WHAT YOU NEED TO DO - Reproduce the records that follow in full, excluding any picture they contain.

LISTING -
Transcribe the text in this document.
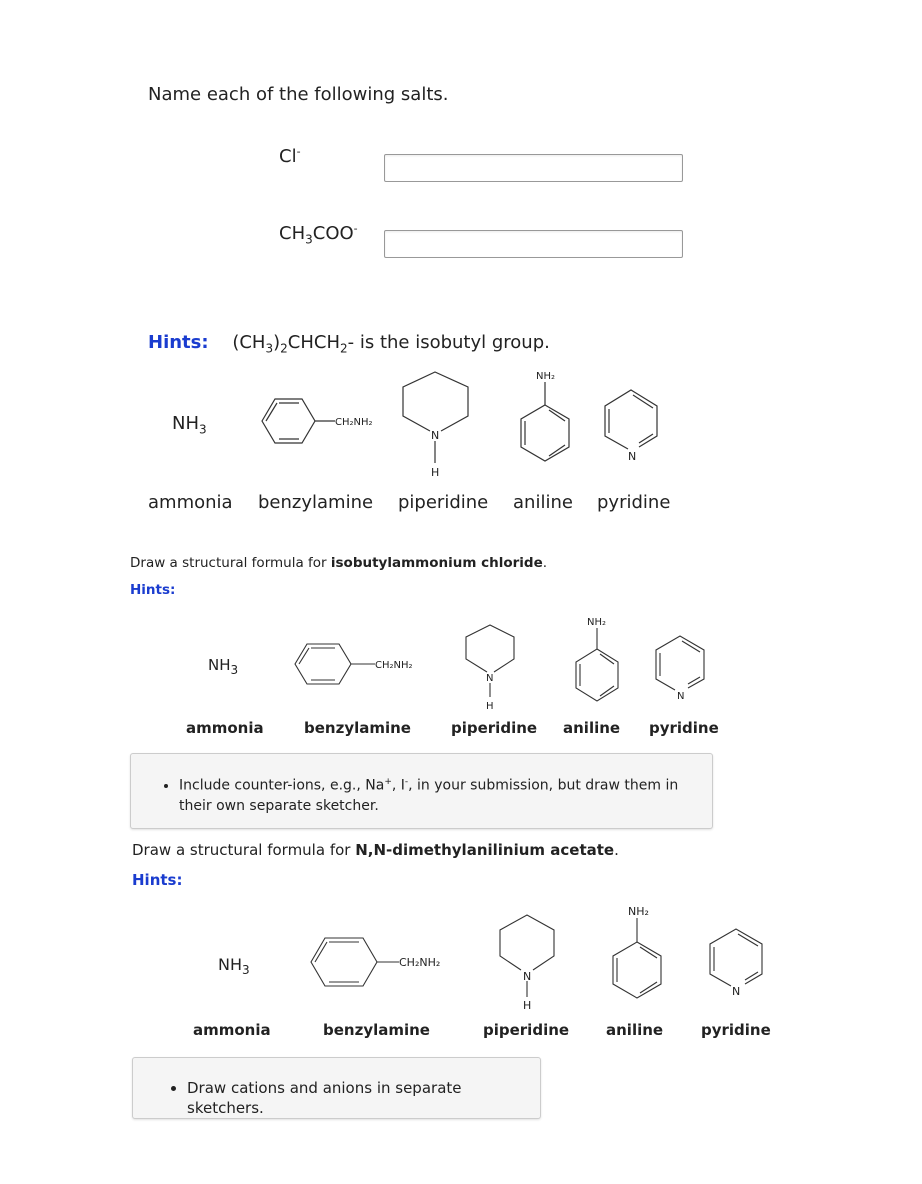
Name each of the following salts.
Cl-
$CH_3COO^-$
Hints: $(CH_3)_2CHCH_2-$ is the isobutyl group.
$NH_3$
CH₂NH₂
N
H
NH₂
N
ammonia benzylamine piperidine aniline pyridine
Draw a structural formula for isobutylammonium chloride.
Hints:
$NH_3$	CH₂NH₂
N
H
NH₂
N
ammonia	benzylamine	piperidine aniline pyridine
• Include counter-ions, e.g., Na+, I-, in your submission, but draw them in their own separate sketcher.
Draw a structural formula for N,N-dimethylanilinium acetate.
Hints:
$NH_3$
CH₂NH₂
N
H
NH₂
N
ammonia	benzylamine	piperidine aniline	pyridine
• Draw cations and anions in separate sketchers.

OUTPUT FOR THIS EXERCISE -
Transcribe the text in this document.
Name each of the following salts.
Cl-
$CH_3COO^-$
Hints: $(CH_3)_2CHCH_2-$ is the isobutyl group.
$NH_3$
CH₂NH₂
N
H
NH₂
N
ammonia benzylamine piperidine aniline pyridine
Draw a structural formula for isobutylammonium chloride.
Hints:
$NH_3$	CH₂NH₂
N
H
NH₂
N
ammonia	benzylamine	piperidine aniline pyridine
• Include counter-ions, e.g., Na+, I-, in your submission, but draw them in their own separate sketcher.
Draw a structural formula for N,N-dimethylanilinium acetate.
Hints:
$NH_3$
CH₂NH₂
N
H
NH₂
N
ammonia	benzylamine	piperidine aniline	pyridine
• Draw cations and anions in separate sketchers.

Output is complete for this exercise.